AIM OF THE TASK:
Within the material below, find each line bearing the word "from" and present it.

RECORDS TO PROCESS:
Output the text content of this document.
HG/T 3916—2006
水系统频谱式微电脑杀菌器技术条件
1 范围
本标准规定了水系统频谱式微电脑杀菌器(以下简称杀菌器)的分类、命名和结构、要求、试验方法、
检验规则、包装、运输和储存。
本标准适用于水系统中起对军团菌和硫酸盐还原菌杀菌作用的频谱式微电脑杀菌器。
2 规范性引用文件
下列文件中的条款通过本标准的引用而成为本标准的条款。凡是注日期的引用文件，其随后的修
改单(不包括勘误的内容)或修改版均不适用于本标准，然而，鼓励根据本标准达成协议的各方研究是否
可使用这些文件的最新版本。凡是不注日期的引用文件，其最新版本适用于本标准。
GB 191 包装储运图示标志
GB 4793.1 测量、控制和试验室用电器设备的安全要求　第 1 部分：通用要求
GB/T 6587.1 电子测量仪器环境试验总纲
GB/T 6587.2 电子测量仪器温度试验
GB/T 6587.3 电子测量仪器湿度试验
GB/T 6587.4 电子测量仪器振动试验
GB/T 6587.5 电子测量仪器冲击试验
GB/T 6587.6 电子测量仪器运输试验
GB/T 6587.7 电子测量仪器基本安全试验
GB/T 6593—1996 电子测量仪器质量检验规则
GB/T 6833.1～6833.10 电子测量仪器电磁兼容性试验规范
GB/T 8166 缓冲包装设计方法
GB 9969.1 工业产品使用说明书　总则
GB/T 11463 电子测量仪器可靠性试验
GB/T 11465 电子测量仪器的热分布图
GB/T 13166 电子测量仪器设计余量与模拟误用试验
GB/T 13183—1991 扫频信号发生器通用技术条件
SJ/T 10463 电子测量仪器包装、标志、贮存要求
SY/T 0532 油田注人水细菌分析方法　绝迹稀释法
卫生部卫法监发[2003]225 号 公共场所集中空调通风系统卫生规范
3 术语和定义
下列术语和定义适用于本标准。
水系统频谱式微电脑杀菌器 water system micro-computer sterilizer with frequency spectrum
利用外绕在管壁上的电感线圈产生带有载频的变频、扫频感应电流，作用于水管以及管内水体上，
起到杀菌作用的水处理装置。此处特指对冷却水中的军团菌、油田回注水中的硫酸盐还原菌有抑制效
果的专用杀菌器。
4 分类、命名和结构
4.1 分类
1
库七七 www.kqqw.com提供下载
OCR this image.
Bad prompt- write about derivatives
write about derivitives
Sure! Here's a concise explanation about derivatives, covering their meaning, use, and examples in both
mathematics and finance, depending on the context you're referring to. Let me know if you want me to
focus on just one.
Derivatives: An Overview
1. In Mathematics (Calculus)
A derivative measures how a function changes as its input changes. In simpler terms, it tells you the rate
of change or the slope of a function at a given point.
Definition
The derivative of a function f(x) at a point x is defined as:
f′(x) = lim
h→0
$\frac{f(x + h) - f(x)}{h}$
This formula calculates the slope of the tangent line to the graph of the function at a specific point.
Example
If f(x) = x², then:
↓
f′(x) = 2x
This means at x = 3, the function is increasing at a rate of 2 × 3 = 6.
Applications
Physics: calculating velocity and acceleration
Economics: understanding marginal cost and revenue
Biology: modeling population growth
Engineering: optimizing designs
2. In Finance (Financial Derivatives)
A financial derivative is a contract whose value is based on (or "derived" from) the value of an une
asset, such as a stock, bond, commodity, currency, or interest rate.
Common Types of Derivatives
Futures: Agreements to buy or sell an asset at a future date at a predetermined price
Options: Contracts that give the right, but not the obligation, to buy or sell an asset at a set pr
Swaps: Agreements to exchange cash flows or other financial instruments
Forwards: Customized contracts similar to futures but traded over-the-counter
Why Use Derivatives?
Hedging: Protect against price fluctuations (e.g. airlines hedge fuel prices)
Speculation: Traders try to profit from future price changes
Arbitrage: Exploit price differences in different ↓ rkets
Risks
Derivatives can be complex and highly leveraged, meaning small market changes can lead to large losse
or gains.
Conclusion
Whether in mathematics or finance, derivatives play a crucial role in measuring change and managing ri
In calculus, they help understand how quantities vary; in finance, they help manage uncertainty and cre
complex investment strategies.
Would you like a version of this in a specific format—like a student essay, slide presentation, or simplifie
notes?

COMPLETE ANSWER:
A financial derivative is a contract whose value is based on (or "derived" from) the value of an une
Speculation: Traders try to profit from future price changes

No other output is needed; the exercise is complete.